Some how My next older brother got it when I joined the Navy, and I never saw it again. Over the years I've owned and sold for various reason several including the convertibles. But I've been sitting here fondling mine and listening to the clicks and feeling the totally hair trigger it has. Wow just think about it and it's gone! Someone decided to remove the anodizing from the grip frame and it looks cool that way but I'd like to get it restored to original.
It only has a little holster wear on the muzzle and some on the ejector shroud, and a few minor scratches here and there.
This will probably be the last Single Six I'll ever own, and it will go with my customized 10-22. I recently finished a beautiful Spalted sycamore finger groove stock for it and it came out just great. Go to Rimfire Central and look up Gabby's stock report. that's it. Everywhere else I go by Gabby. Over there I'm Gabby-Bill.
Anyway I love my new (1959) Ruger Single Six 5 1/2" with Bianchi holster.

SUPPLIED MATERIAL >>
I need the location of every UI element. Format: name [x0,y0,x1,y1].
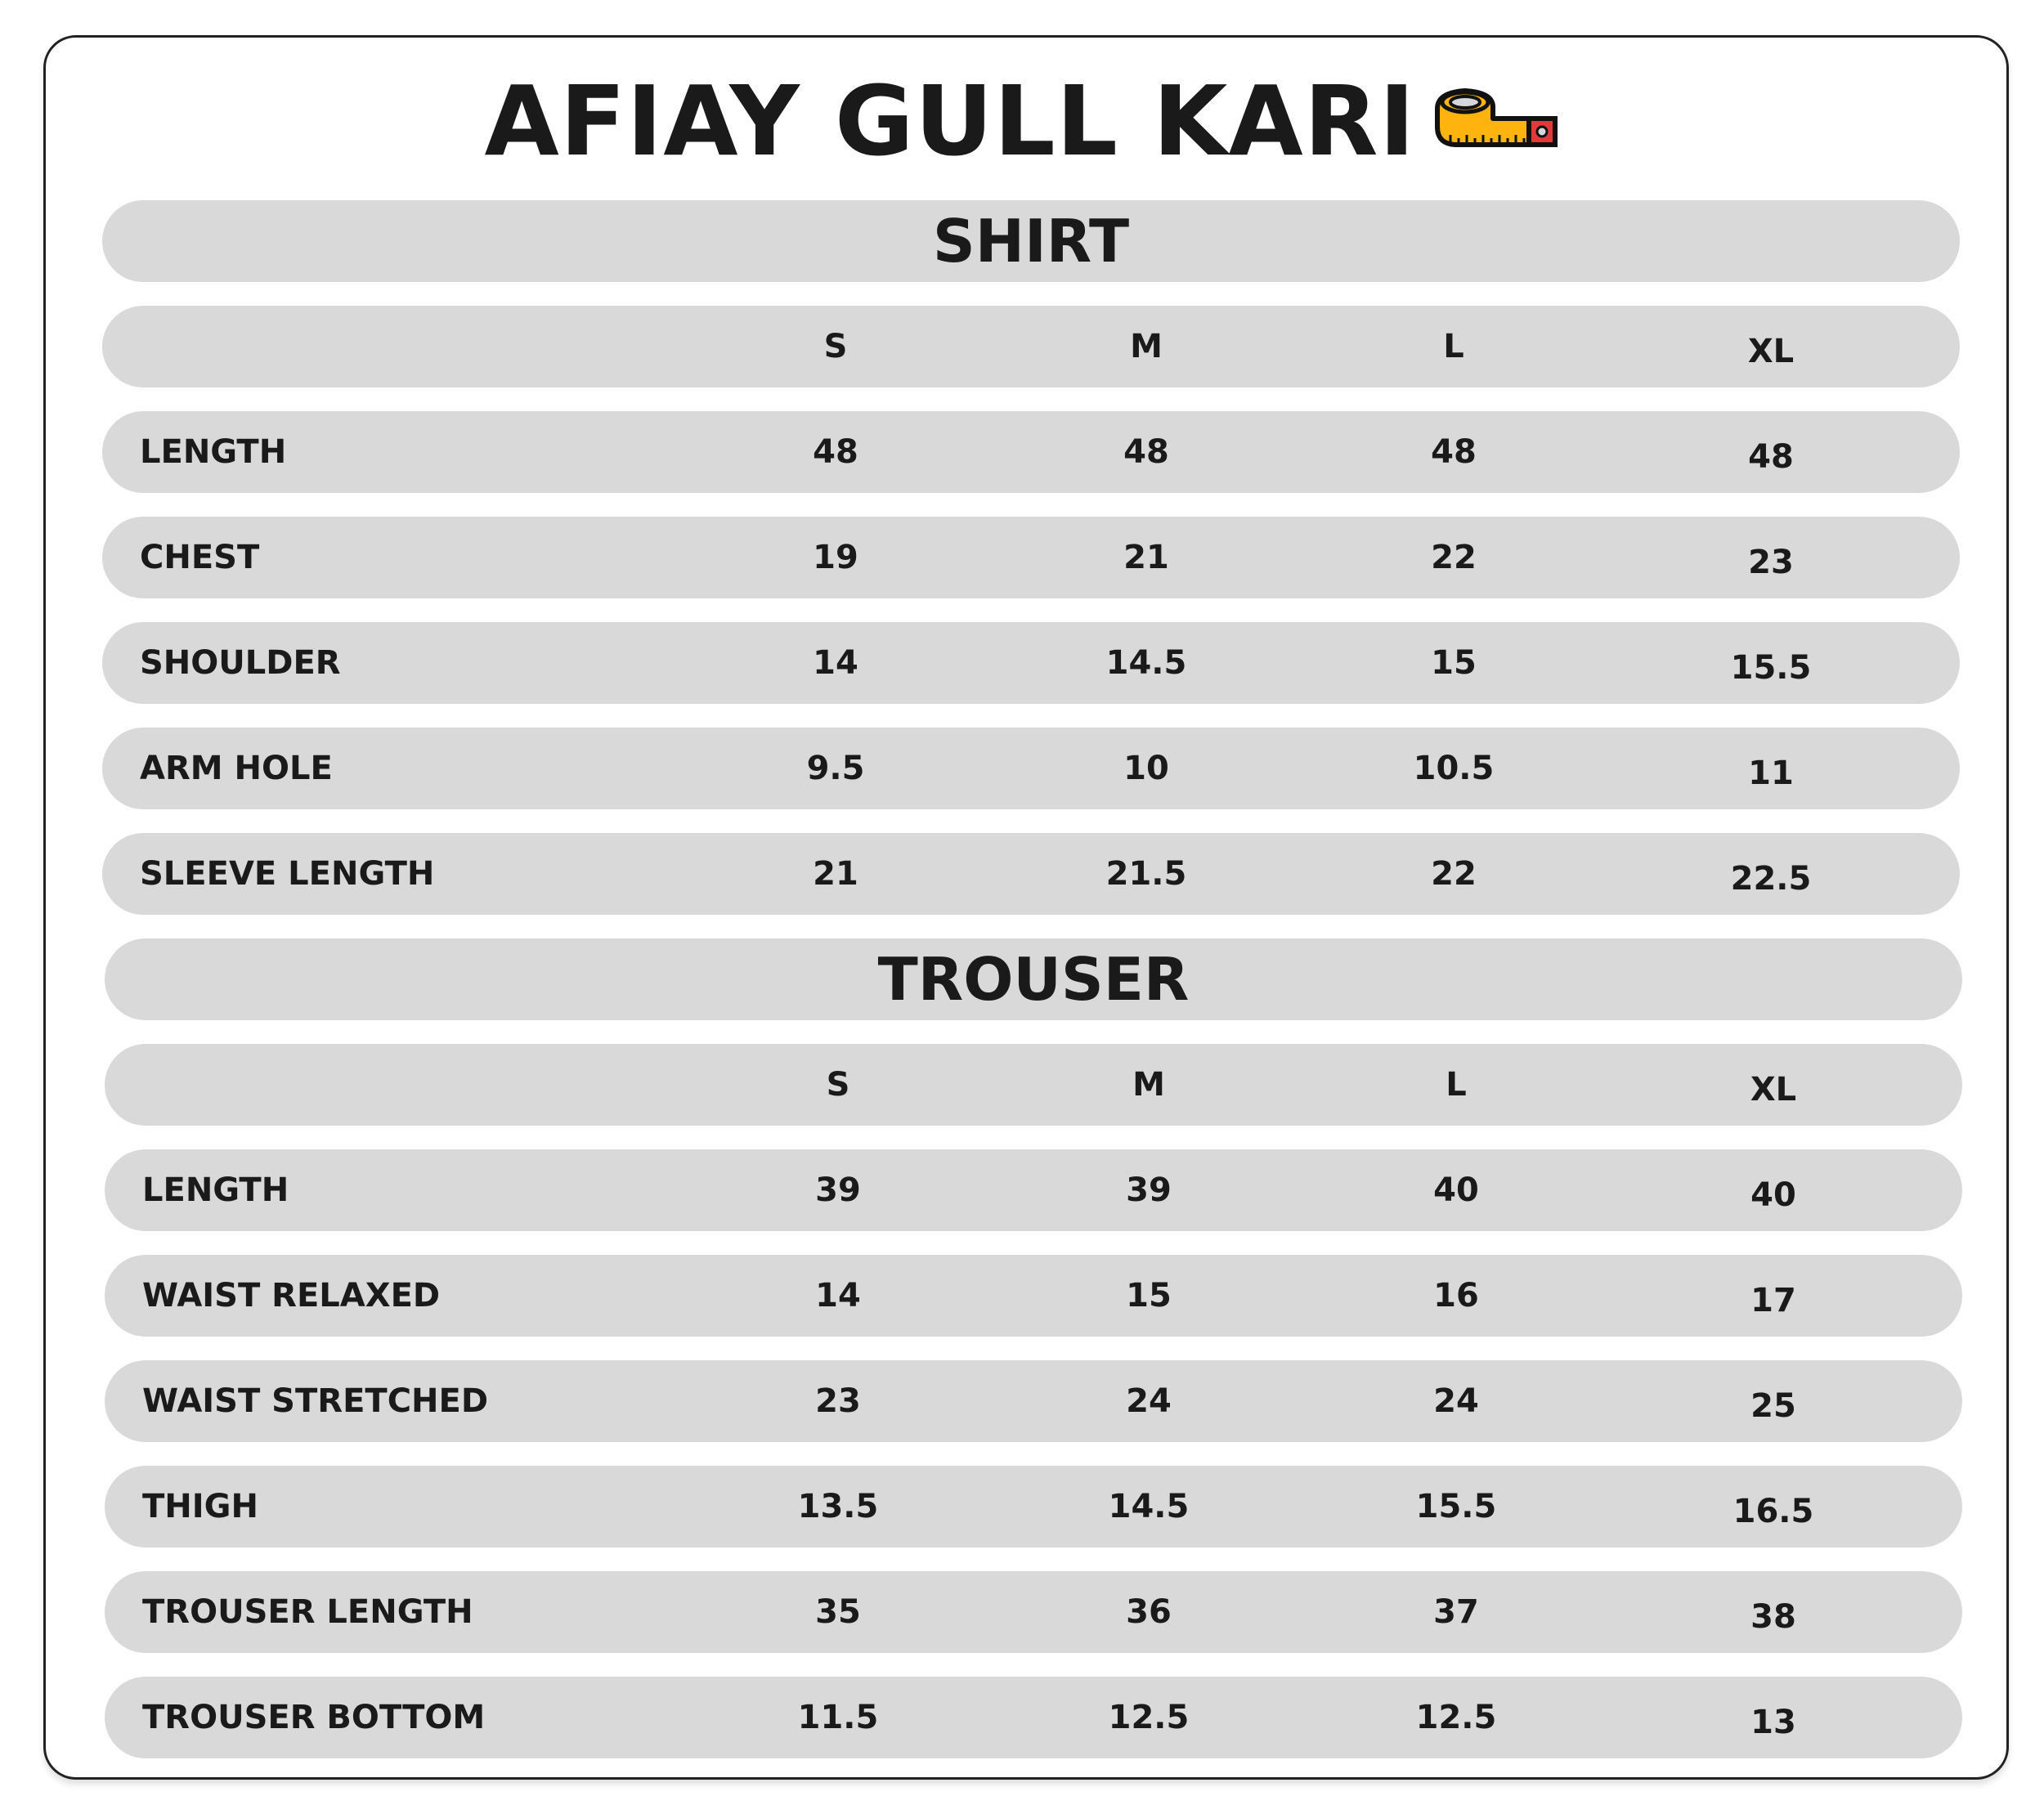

EXERCISE INSTRUCTIONS >>
List every part of the revolver that the forum post names.

THE COMPLETED TASK >>
grip frame, trigger, muzzle, ejector shroud